◆ Description of the task ◆
Rewrite the items below, replacing every "percent-cell" with "percentage-cell" and leaving everything else unchanged. Omit the pictures from your answer.

◆ Data shown ◆
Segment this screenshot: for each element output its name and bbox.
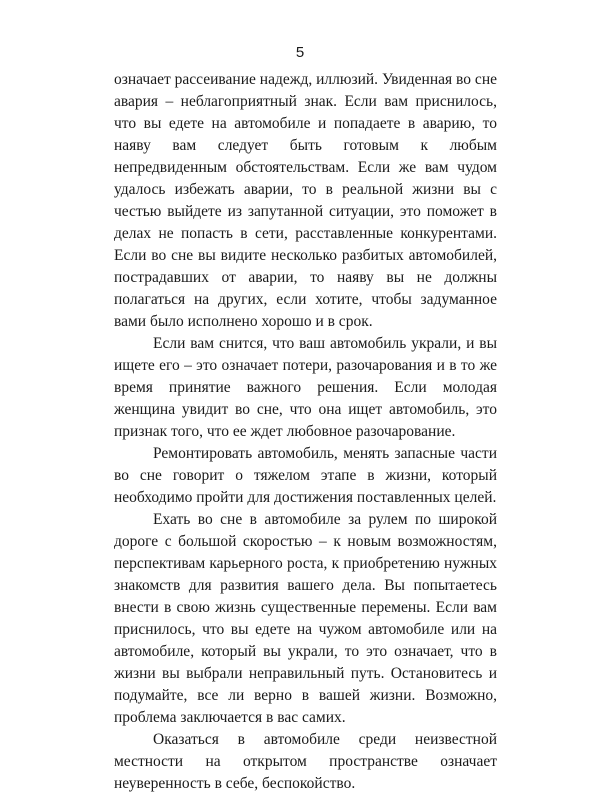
body-text bbox=[114, 69, 497, 795]
page-number: 5 bbox=[295, 44, 305, 61]
paragraph-continued: означает рассеивание надежд, иллюзий. Увиденная во сне авария – неблагоприятный знак. Если вам приснилось, что вы едете на автомобиле и попадаете в аварию, то наяву вам следует быть готовым к любым непредвиденным обстоятельствам. Если же вам чудом удалось избежать аварии, то в реальной жизни вы с честью выйдете из запутанной ситуации, это поможет в делах не попасть в сети, расставленные конкурентами. Если во сне вы видите несколько разбитых автомобилей, пострадавших от аварии, то наяву вы не должны полагаться на других, если хотите, чтобы задуманное вами было исполнено хорошо и в срок. bbox=[114, 71, 497, 330]
paragraph: Ехать во сне в автомобиле за рулем по широкой дороге с большой скоростью – к новым возможностям, перспективам карьерного роста, к приобретению нужных знакомств для развития вашего дела. Вы попытаетесь внести в свою жизнь существенные перемены. Если вам приснилось, что вы едете на чужом автомобиле или на автомобиле, который вы украли, то это означает, что в жизни вы выбрали неправильный путь. Остановитесь и подумайте, все ли верно в вашей жизни. Возможно, проблема заключается в вас самих. bbox=[114, 511, 497, 726]
paragraph: Если вам снится, что ваш автомобиль украли, и вы ищете его – это означает потери, разочарования и в то же время принятие важного решения. Если молодая женщина увидит во сне, что она ищет автомобиль, это признак того, что ее ждет любовное разочарование. bbox=[114, 335, 497, 440]
paragraph: Оказаться в автомобиле среди неизвестной местности на открытом пространстве означает неуверенность в себе, беспокойство. bbox=[114, 731, 497, 792]
paragraph: Ремонтировать автомобиль, менять запасные части во сне говорит о тяжелом этапе в жизни, который необходимо пройти для достижения поставленных целей. bbox=[114, 445, 497, 506]
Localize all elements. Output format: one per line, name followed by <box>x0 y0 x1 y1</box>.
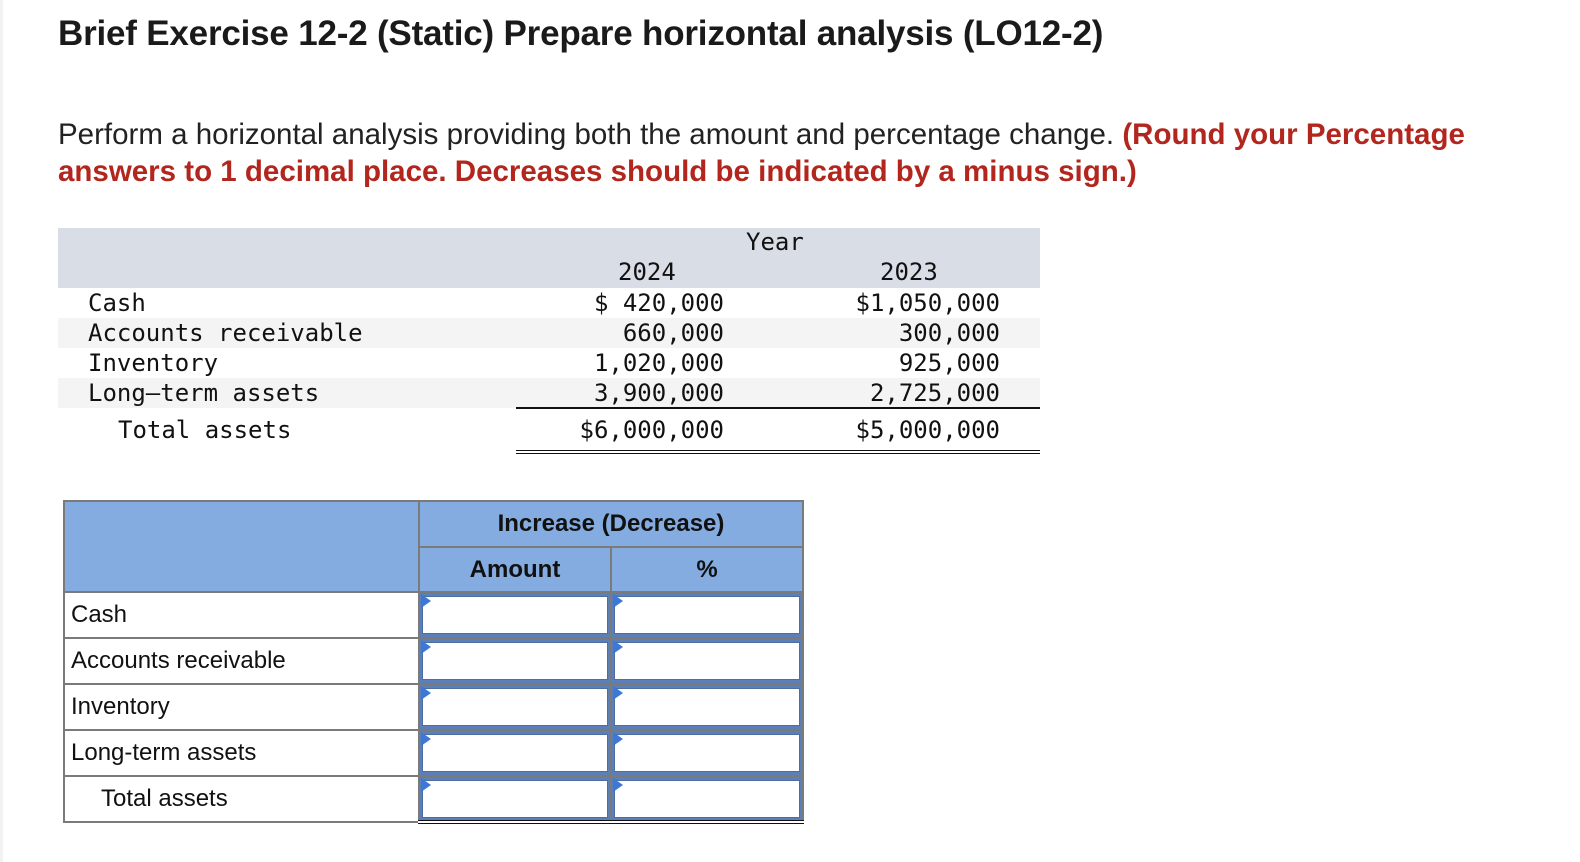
row-label: Total assets <box>118 416 292 444</box>
row-label: Long-term assets <box>64 730 419 776</box>
long-term-assets-amount-input[interactable] <box>422 734 608 772</box>
input-marker-icon <box>613 732 623 746</box>
total-double-rule-2024-b <box>516 453 786 454</box>
given-row-long-term-assets <box>58 378 1040 408</box>
total-double-rule-2024-a <box>516 450 786 451</box>
cash-percent-input[interactable] <box>614 596 800 634</box>
amount-header: Amount <box>419 547 611 592</box>
amount-cell <box>419 776 611 822</box>
row-label: Long–term assets <box>88 379 320 407</box>
given-row-accounts-receivable <box>58 318 1040 348</box>
cash-amount-input[interactable] <box>422 596 608 634</box>
percent-cell <box>611 638 803 684</box>
row-label: Accounts receivable <box>64 638 419 684</box>
given-table-header <box>58 228 1040 288</box>
long-term-assets-percent-input[interactable] <box>614 734 800 772</box>
answer-row-long-term-assets <box>64 730 803 776</box>
value-2023: 2,725,000 <box>869 379 1000 407</box>
given-row-total-assets <box>58 408 1040 454</box>
given-row-inventory <box>58 348 1040 378</box>
input-marker-icon <box>613 594 623 608</box>
instructions <box>58 116 1558 190</box>
input-marker-icon <box>613 778 623 792</box>
accounts-receivable-amount-input[interactable] <box>422 642 608 680</box>
answer-row-inventory <box>64 684 803 730</box>
year-header: Year <box>746 228 804 256</box>
given-row-cash <box>58 288 1040 318</box>
amount-cell <box>419 684 611 730</box>
inventory-amount-input[interactable] <box>422 688 608 726</box>
inventory-percent-input[interactable] <box>614 688 800 726</box>
given-data-table <box>58 228 1040 454</box>
input-marker-icon <box>421 686 431 700</box>
row-label: Total assets <box>64 776 419 822</box>
input-marker-icon <box>421 594 431 608</box>
total-assets-amount-input[interactable] <box>422 780 608 818</box>
input-marker-icon <box>421 778 431 792</box>
amount-cell <box>419 730 611 776</box>
input-marker-icon <box>421 732 431 746</box>
accounts-receivable-percent-input[interactable] <box>614 642 800 680</box>
value-2023: 300,000 <box>898 319 1000 347</box>
total-double-rule-2023-b <box>786 453 1040 454</box>
value-2023: $5,000,000 <box>855 416 1000 444</box>
instructions-text: Perform a horizontal analysis providing both the amount and percentage change. <box>58 118 1123 151</box>
answer-row-total-assets <box>64 776 803 822</box>
total-double-rule-2023-a <box>786 450 1040 451</box>
left-edge-divider <box>0 0 3 862</box>
input-marker-icon <box>613 686 623 700</box>
row-label: Cash <box>88 289 146 317</box>
value-2024: 660,000 <box>622 319 724 347</box>
row-label: Inventory <box>88 349 219 377</box>
value-2024: 1,020,000 <box>593 349 724 377</box>
instructions-note: (Round your Percentage answers to 1 decimal place. Decreases should be indicated by a minus sign.) <box>58 118 1465 188</box>
input-marker-icon <box>421 640 431 654</box>
increase-decrease-header: Increase (Decrease) <box>419 501 803 547</box>
answer-table <box>63 500 804 824</box>
percent-cell <box>611 730 803 776</box>
value-2024: 3,900,000 <box>593 379 724 407</box>
amount-cell <box>419 592 611 638</box>
value-2024: $6,000,000 <box>579 416 724 444</box>
subtotal-rule-2023 <box>786 407 1040 409</box>
answer-row-cash <box>64 592 803 638</box>
row-label: Accounts receivable <box>88 319 363 347</box>
subtotal-rule-2024 <box>516 407 786 409</box>
value-2023: 925,000 <box>898 349 1000 377</box>
percent-cell <box>611 684 803 730</box>
value-2024: $ 420,000 <box>593 289 724 317</box>
amount-cell <box>419 638 611 684</box>
percent-cell <box>611 592 803 638</box>
input-marker-icon <box>613 640 623 654</box>
percent-header: % <box>611 547 803 592</box>
row-label: Inventory <box>64 684 419 730</box>
col-2023-header: 2023 <box>880 258 938 286</box>
answer-row-accounts-receivable <box>64 638 803 684</box>
row-label: Cash <box>64 592 419 638</box>
col-2024-header: 2024 <box>618 258 676 286</box>
value-2023: $1,050,000 <box>855 289 1000 317</box>
total-assets-percent-input[interactable] <box>614 780 800 818</box>
percent-cell <box>611 776 803 822</box>
answer-header-blank <box>64 501 419 592</box>
page-title: Brief Exercise 12-2 (Static) Prepare horizontal analysis (LO12-2) <box>58 14 1104 53</box>
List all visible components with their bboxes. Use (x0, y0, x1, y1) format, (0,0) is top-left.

◆ Completed exercise ◆
Segment this screenshot: for each element output its name and bbox.
body-text bbox=[114, 69, 497, 795]
page-number: 5 bbox=[295, 44, 305, 61]
paragraph-continued: означает рассеивание надежд, иллюзий. Увиденная во сне авария – неблагоприятный знак. Если вам приснилось, что вы едете на автомобиле и попадаете в аварию, то наяву вам следует быть готовым к любым непредвиденным обстоятельствам. Если же вам чудом удалось избежать аварии, то в реальной жизни вы с честью выйдете из запутанной ситуации, это поможет в делах не попасть в сети, расставленные конкурентами. Если во сне вы видите несколько разбитых автомобилей, пострадавших от аварии, то наяву вы не должны полагаться на других, если хотите, чтобы задуманное вами было исполнено хорошо и в срок. bbox=[114, 71, 497, 330]
paragraph: Ехать во сне в автомобиле за рулем по широкой дороге с большой скоростью – к новым возможностям, перспективам карьерного роста, к приобретению нужных знакомств для развития вашего дела. Вы попытаетесь внести в свою жизнь существенные перемены. Если вам приснилось, что вы едете на чужом автомобиле или на автомобиле, который вы украли, то это означает, что в жизни вы выбрали неправильный путь. Остановитесь и подумайте, все ли верно в вашей жизни. Возможно, проблема заключается в вас самих. bbox=[114, 511, 497, 726]
paragraph: Если вам снится, что ваш автомобиль украли, и вы ищете его – это означает потери, разочарования и в то же время принятие важного решения. Если молодая женщина увидит во сне, что она ищет автомобиль, это признак того, что ее ждет любовное разочарование. bbox=[114, 335, 497, 440]
paragraph: Оказаться в автомобиле среди неизвестной местности на открытом пространстве означает неуверенность в себе, беспокойство. bbox=[114, 731, 497, 792]
paragraph: Ремонтировать автомобиль, менять запасные части во сне говорит о тяжелом этапе в жизни, который необходимо пройти для достижения поставленных целей. bbox=[114, 445, 497, 506]
Localize all elements. Output format: one per line, name followed by <box>x0 y0 x1 y1</box>.
row-label: Total assets <box>118 416 292 444</box>
row-label: Long-term assets <box>64 730 419 776</box>
long-term-assets-amount-input[interactable] <box>422 734 608 772</box>
input-marker-icon <box>613 732 623 746</box>
total-double-rule-2024-b <box>516 453 786 454</box>
given-row-long-term-assets <box>58 378 1040 408</box>
total-double-rule-2024-a <box>516 450 786 451</box>
cash-percent-input[interactable] <box>614 596 800 634</box>
amount-header: Amount <box>419 547 611 592</box>
amount-cell <box>419 776 611 822</box>
row-label: Long–term assets <box>88 379 320 407</box>
given-row-accounts-receivable <box>58 318 1040 348</box>
cash-amount-input[interactable] <box>422 596 608 634</box>
percentage-cell <box>611 638 803 684</box>
row-label: Accounts receivable <box>64 638 419 684</box>
given-table-header <box>58 228 1040 288</box>
long-term-assets-percent-input[interactable] <box>614 734 800 772</box>
answer-row-long-term-assets <box>64 730 803 776</box>
value-2023: 2,725,000 <box>869 379 1000 407</box>
given-row-total-assets <box>58 408 1040 454</box>
given-row-inventory <box>58 348 1040 378</box>
input-marker-icon <box>613 594 623 608</box>
instructions <box>58 116 1558 190</box>
input-marker-icon <box>613 778 623 792</box>
accounts-receivable-amount-input[interactable] <box>422 642 608 680</box>
answer-row-inventory <box>64 684 803 730</box>
year-header: Year <box>746 228 804 256</box>
given-row-cash <box>58 288 1040 318</box>
amount-cell <box>419 684 611 730</box>
inventory-amount-input[interactable] <box>422 688 608 726</box>
inventory-percent-input[interactable] <box>614 688 800 726</box>
given-data-table <box>58 228 1040 454</box>
input-marker-icon <box>421 686 431 700</box>
row-label: Total assets <box>64 776 419 822</box>
input-marker-icon <box>421 594 431 608</box>
total-assets-amount-input[interactable] <box>422 780 608 818</box>
input-marker-icon <box>421 778 431 792</box>
amount-cell <box>419 730 611 776</box>
input-marker-icon <box>421 732 431 746</box>
accounts-receivable-percent-input[interactable] <box>614 642 800 680</box>
value-2023: 300,000 <box>898 319 1000 347</box>
total-double-rule-2023-b <box>786 453 1040 454</box>
value-2023: $5,000,000 <box>855 416 1000 444</box>
instructions-text: Perform a horizontal analysis providing both the amount and percentage change. <box>58 118 1123 151</box>
answer-row-total-assets <box>64 776 803 822</box>
total-double-rule-2023-a <box>786 450 1040 451</box>
left-edge-divider <box>0 0 3 862</box>
input-marker-icon <box>613 686 623 700</box>
row-label: Cash <box>88 289 146 317</box>
value-2024: 660,000 <box>622 319 724 347</box>
row-label: Inventory <box>88 349 219 377</box>
value-2024: 1,020,000 <box>593 349 724 377</box>
instructions-note: (Round your Percentage answers to 1 decimal place. Decreases should be indicated by a minus sign.) <box>58 118 1465 188</box>
input-marker-icon <box>421 640 431 654</box>
increase-decrease-header: Increase (Decrease) <box>419 501 803 547</box>
answer-table <box>63 500 804 824</box>
percentage-cell <box>611 730 803 776</box>
value-2024: 3,900,000 <box>593 379 724 407</box>
amount-cell <box>419 592 611 638</box>
value-2024: $6,000,000 <box>579 416 724 444</box>
subtotal-rule-2023 <box>786 407 1040 409</box>
answer-row-cash <box>64 592 803 638</box>
row-label: Accounts receivable <box>88 319 363 347</box>
subtotal-rule-2024 <box>516 407 786 409</box>
value-2023: 925,000 <box>898 349 1000 377</box>
percentage-cell <box>611 684 803 730</box>
value-2024: $ 420,000 <box>593 289 724 317</box>
amount-cell <box>419 638 611 684</box>
percentage-cell <box>611 592 803 638</box>
input-marker-icon <box>613 640 623 654</box>
percent-header: % <box>611 547 803 592</box>
row-label: Inventory <box>64 684 419 730</box>
col-2023-header: 2023 <box>880 258 938 286</box>
answer-row-accounts-receivable <box>64 638 803 684</box>
row-label: Cash <box>64 592 419 638</box>
col-2024-header: 2024 <box>618 258 676 286</box>
value-2023: $1,050,000 <box>855 289 1000 317</box>
total-assets-percent-input[interactable] <box>614 780 800 818</box>
percentage-cell <box>611 776 803 822</box>
answer-header-blank <box>64 501 419 592</box>
page-title: Brief Exercise 12-2 (Static) Prepare horizontal analysis (LO12-2) <box>58 14 1104 53</box>
List all visible components with their bboxes. Use (x0, y0, x1, y1) format, (0,0) is top-left.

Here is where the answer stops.